### Task instructions
Return all lines that include the string "color".

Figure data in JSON
--- Begin ---

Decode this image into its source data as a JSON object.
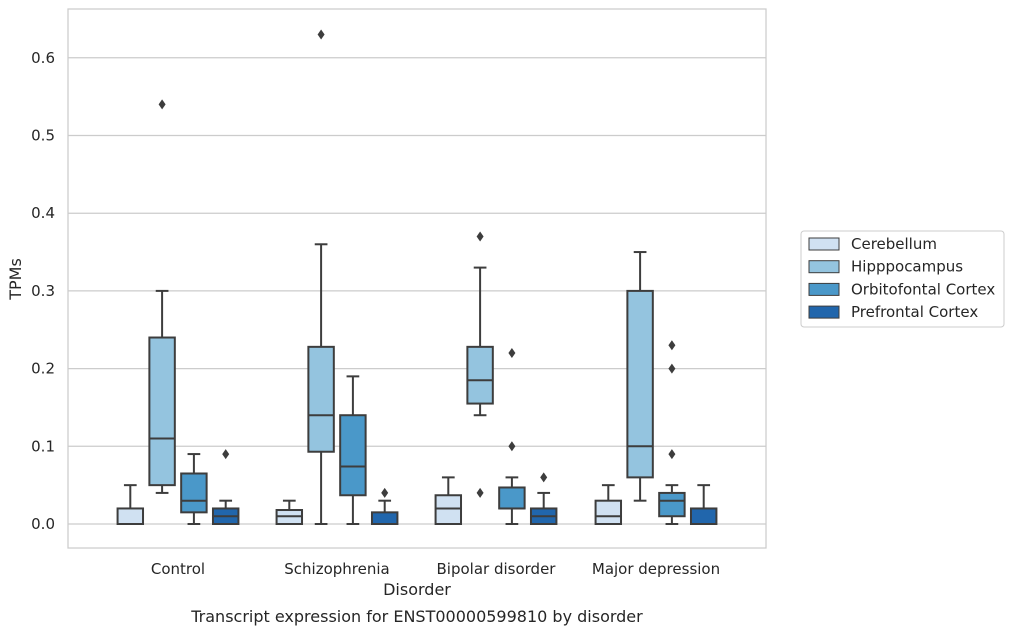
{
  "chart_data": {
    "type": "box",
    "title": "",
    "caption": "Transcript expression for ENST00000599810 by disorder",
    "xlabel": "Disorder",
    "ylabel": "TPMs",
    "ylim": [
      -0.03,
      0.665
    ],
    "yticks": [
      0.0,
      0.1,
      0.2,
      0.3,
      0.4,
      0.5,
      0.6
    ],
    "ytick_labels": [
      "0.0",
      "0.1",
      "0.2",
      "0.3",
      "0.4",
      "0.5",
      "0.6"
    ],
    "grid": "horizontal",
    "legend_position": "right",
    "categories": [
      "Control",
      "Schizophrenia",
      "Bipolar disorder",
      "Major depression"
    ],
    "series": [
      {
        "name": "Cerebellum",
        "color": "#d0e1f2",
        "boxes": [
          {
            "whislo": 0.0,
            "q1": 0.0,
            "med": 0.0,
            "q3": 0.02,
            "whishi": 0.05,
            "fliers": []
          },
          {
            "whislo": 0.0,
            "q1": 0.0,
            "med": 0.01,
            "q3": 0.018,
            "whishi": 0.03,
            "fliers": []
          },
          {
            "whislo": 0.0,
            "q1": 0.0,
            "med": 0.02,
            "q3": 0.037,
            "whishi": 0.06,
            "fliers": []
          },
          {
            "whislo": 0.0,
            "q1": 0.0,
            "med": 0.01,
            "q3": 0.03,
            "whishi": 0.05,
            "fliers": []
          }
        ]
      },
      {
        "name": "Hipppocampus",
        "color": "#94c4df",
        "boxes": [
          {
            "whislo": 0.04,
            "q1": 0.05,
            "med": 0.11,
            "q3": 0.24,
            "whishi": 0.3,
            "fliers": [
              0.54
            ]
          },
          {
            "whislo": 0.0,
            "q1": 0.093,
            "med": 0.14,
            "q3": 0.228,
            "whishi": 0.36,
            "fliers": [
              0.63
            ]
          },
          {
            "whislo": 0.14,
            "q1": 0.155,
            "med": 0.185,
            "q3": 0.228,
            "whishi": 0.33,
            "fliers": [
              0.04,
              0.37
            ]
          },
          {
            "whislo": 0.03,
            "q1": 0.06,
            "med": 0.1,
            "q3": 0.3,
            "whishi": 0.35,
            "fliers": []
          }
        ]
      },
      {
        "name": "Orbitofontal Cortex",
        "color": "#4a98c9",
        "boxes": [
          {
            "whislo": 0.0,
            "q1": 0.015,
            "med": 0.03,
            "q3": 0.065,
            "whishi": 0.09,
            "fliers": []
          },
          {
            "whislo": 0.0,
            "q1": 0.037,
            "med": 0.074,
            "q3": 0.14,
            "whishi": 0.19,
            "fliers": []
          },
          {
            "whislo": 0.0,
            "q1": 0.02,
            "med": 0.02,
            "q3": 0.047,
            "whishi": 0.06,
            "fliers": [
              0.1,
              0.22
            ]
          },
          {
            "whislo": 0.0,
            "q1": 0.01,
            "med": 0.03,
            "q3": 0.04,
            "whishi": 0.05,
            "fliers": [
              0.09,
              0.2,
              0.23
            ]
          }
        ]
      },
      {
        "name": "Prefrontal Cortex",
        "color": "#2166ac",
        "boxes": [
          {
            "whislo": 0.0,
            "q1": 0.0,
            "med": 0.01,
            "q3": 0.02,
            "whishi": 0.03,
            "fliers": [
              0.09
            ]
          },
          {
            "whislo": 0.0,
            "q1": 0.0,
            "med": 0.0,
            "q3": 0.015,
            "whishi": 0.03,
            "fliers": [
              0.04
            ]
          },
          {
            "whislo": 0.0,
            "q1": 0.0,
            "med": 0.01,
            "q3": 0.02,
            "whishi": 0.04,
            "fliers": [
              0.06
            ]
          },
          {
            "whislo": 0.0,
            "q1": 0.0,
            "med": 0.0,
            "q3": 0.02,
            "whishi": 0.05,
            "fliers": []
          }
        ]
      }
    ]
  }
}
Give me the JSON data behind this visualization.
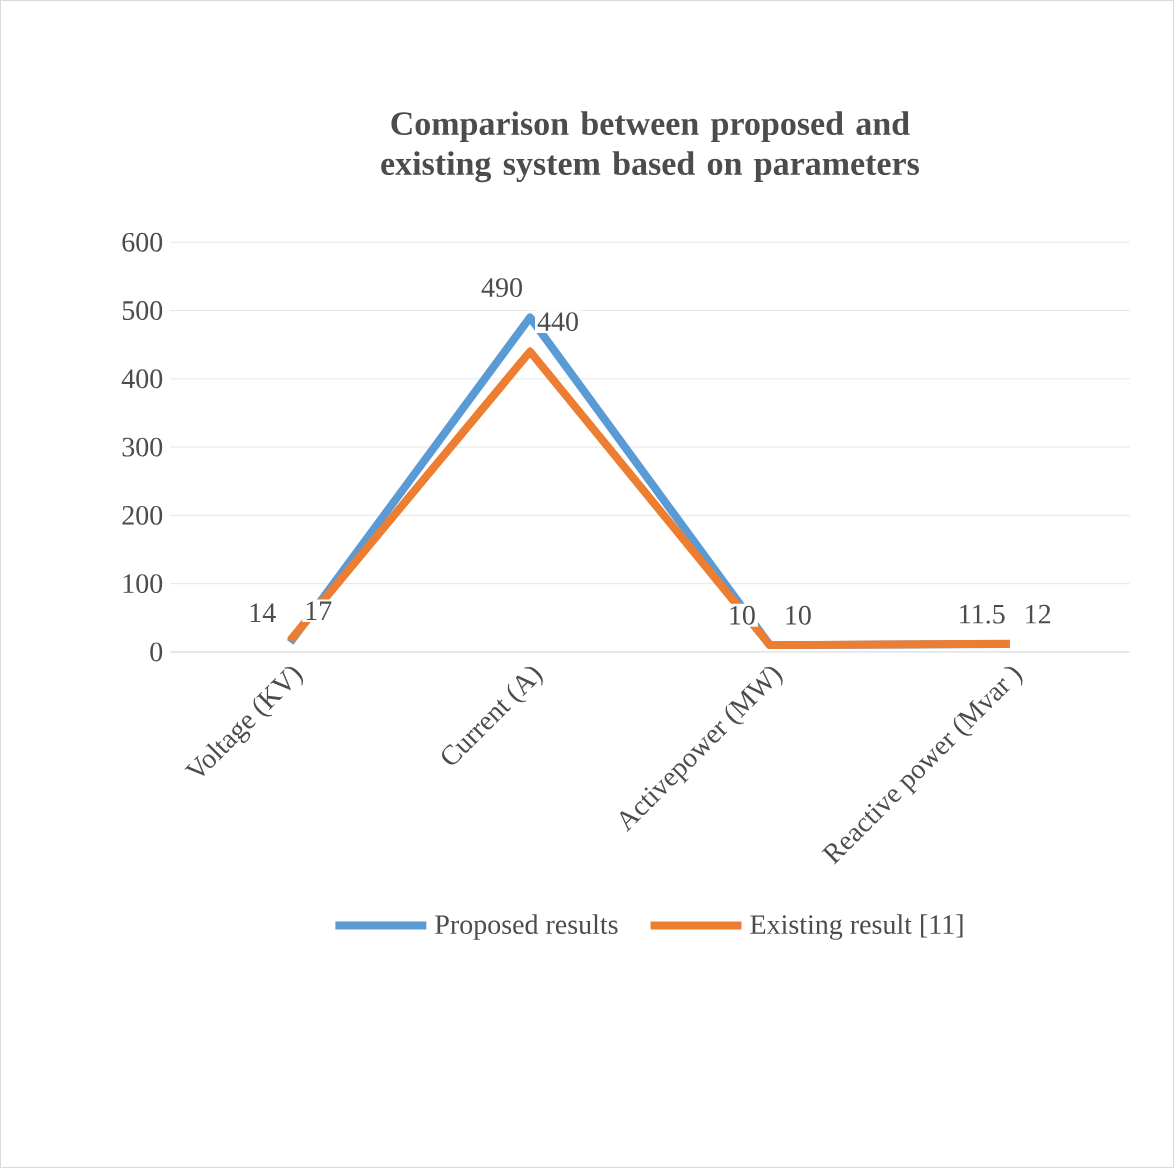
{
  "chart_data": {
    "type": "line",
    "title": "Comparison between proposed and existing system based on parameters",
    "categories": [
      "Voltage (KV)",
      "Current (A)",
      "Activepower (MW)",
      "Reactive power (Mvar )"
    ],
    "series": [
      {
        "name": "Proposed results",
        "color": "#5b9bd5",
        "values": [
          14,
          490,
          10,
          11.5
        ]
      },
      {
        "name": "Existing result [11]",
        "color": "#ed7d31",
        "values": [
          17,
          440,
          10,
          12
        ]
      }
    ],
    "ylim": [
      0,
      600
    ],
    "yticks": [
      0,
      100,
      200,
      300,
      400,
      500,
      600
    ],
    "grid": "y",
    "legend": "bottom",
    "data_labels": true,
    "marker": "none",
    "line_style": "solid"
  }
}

--- End ---
--- Begin ---

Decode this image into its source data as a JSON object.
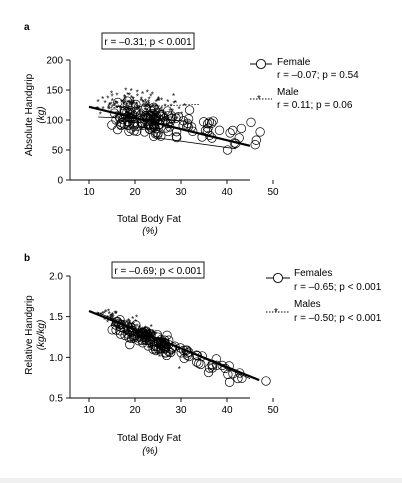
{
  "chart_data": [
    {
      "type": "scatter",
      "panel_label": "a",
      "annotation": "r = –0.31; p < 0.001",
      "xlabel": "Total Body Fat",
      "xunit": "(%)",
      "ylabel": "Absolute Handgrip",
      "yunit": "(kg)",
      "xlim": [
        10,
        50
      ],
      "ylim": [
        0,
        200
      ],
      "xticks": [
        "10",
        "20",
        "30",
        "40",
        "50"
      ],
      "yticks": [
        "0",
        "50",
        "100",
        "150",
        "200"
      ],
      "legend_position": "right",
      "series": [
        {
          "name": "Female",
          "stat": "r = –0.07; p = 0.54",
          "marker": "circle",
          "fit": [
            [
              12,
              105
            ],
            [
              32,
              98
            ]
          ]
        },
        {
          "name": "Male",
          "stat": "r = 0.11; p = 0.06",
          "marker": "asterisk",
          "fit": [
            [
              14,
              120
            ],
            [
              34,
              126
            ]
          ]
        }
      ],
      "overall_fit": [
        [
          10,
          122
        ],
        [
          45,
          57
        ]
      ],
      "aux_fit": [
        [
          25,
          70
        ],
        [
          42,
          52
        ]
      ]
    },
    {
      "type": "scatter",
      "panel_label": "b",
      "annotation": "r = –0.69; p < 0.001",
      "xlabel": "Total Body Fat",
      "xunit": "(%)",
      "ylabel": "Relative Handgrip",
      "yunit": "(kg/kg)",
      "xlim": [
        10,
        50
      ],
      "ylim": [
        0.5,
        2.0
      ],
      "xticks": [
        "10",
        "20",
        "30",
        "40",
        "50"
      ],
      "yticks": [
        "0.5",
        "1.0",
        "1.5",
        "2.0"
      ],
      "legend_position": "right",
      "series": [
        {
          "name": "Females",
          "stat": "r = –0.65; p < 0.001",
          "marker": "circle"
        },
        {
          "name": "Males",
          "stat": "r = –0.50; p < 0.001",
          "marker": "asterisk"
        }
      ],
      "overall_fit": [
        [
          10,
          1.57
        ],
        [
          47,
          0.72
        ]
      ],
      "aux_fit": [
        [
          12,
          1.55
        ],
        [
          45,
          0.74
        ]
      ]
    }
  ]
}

--- End ---

### Correct answer
        "color": "#d0e1f2",
        "color": "#94c4df",
        "color": "#4a98c9",
        "color": "#2166ac",
        "color": "#5b9bd5",
        "color": "#ed7d31",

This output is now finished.